Say how many lines of the listing below contain "JSON", giving the number and nothing else.

[Excerpts from a figure dataset]

=======

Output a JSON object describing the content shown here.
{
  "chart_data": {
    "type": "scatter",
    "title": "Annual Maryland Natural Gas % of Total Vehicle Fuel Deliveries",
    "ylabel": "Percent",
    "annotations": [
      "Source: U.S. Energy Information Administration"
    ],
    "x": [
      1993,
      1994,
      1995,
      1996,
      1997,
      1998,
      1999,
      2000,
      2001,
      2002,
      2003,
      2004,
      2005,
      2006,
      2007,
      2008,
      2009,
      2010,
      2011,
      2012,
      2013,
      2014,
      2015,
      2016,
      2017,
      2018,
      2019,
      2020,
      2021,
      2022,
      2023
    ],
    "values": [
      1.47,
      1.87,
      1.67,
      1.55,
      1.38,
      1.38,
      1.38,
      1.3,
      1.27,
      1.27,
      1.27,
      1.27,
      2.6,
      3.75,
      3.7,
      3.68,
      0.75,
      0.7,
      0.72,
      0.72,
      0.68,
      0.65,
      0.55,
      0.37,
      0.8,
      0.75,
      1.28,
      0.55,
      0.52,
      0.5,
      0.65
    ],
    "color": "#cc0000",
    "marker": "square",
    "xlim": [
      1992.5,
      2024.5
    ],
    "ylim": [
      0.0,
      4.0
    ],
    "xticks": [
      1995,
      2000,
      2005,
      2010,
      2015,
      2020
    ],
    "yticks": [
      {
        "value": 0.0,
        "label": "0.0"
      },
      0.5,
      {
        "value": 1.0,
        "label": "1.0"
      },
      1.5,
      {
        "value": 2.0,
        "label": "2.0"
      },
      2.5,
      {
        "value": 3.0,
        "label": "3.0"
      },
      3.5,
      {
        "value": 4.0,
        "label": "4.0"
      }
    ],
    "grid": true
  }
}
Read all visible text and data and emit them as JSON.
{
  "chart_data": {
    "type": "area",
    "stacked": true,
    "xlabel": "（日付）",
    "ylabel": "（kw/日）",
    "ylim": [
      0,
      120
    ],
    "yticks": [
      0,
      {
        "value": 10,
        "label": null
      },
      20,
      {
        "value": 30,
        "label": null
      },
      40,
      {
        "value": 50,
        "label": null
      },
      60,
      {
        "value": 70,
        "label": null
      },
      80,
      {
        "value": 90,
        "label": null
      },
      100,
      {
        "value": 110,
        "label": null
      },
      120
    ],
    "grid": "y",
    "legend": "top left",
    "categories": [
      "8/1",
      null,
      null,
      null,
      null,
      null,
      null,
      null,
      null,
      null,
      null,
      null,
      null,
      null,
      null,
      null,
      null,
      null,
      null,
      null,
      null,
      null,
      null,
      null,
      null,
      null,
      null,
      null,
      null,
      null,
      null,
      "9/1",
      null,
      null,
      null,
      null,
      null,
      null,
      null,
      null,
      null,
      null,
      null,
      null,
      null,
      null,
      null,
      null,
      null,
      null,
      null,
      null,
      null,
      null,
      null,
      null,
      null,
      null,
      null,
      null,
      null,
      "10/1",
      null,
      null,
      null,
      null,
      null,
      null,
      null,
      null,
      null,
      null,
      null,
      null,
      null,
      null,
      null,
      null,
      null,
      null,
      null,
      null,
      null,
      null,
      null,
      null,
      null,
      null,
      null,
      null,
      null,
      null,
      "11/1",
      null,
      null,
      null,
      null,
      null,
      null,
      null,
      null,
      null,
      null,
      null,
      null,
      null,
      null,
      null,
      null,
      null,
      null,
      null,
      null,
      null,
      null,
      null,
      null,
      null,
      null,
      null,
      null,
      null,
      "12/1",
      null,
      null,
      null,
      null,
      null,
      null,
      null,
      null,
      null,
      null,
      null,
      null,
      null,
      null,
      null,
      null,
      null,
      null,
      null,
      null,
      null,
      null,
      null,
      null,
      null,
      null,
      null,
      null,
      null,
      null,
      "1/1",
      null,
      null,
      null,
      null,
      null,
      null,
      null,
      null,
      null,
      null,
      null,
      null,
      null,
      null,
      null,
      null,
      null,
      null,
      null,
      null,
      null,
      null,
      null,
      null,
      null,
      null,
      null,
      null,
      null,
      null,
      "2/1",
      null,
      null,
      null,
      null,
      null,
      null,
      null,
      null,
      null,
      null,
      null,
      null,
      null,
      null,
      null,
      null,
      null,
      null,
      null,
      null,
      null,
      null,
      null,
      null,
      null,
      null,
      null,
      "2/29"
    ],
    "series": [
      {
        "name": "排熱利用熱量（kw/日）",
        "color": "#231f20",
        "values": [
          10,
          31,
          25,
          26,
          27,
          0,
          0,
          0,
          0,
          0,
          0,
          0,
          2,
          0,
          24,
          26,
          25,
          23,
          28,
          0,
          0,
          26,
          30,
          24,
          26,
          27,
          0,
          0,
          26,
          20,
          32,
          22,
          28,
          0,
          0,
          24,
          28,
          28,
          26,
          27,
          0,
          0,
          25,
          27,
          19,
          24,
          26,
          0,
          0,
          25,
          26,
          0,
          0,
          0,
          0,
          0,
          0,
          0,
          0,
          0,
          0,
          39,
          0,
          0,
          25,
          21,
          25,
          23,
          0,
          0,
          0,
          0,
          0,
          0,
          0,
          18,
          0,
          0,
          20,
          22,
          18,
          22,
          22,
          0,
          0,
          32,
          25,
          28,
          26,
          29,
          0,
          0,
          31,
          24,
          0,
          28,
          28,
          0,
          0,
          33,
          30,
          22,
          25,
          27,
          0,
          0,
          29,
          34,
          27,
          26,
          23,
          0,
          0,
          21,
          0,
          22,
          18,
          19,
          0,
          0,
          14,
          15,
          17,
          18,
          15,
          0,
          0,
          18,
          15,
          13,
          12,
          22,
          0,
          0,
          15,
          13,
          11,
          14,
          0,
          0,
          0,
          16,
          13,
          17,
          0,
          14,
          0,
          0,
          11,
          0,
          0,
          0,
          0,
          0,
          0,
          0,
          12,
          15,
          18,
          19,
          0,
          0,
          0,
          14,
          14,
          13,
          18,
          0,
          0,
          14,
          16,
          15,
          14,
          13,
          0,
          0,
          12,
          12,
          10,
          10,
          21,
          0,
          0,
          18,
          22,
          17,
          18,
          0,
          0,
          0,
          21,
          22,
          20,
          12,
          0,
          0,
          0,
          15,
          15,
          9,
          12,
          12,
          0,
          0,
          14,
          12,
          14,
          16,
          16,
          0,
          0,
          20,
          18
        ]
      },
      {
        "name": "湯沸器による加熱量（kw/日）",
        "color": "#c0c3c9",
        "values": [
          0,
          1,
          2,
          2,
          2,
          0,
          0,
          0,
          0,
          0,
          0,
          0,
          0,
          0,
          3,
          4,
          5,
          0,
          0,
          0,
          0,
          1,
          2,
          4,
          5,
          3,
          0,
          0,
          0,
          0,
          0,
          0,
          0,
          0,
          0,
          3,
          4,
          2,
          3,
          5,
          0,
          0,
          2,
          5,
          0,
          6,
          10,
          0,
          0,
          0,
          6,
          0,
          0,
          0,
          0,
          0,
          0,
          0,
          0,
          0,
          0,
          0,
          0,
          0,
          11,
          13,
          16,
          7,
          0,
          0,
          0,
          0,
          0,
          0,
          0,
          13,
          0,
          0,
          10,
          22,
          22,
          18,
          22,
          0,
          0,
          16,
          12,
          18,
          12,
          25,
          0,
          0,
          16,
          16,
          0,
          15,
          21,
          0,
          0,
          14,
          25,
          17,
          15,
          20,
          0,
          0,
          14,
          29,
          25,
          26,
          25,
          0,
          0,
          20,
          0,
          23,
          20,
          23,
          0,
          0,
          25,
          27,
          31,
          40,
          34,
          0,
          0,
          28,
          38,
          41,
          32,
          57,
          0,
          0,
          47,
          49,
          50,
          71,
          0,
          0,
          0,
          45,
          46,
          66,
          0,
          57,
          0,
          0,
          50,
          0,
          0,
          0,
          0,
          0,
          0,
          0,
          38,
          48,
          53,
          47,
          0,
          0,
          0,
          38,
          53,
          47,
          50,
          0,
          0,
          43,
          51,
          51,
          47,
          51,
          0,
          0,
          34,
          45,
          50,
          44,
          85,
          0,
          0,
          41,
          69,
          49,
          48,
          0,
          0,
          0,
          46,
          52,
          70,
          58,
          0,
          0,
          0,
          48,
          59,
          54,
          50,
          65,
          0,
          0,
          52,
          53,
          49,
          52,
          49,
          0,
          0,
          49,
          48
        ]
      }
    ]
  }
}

=======

* _Completed task_:
2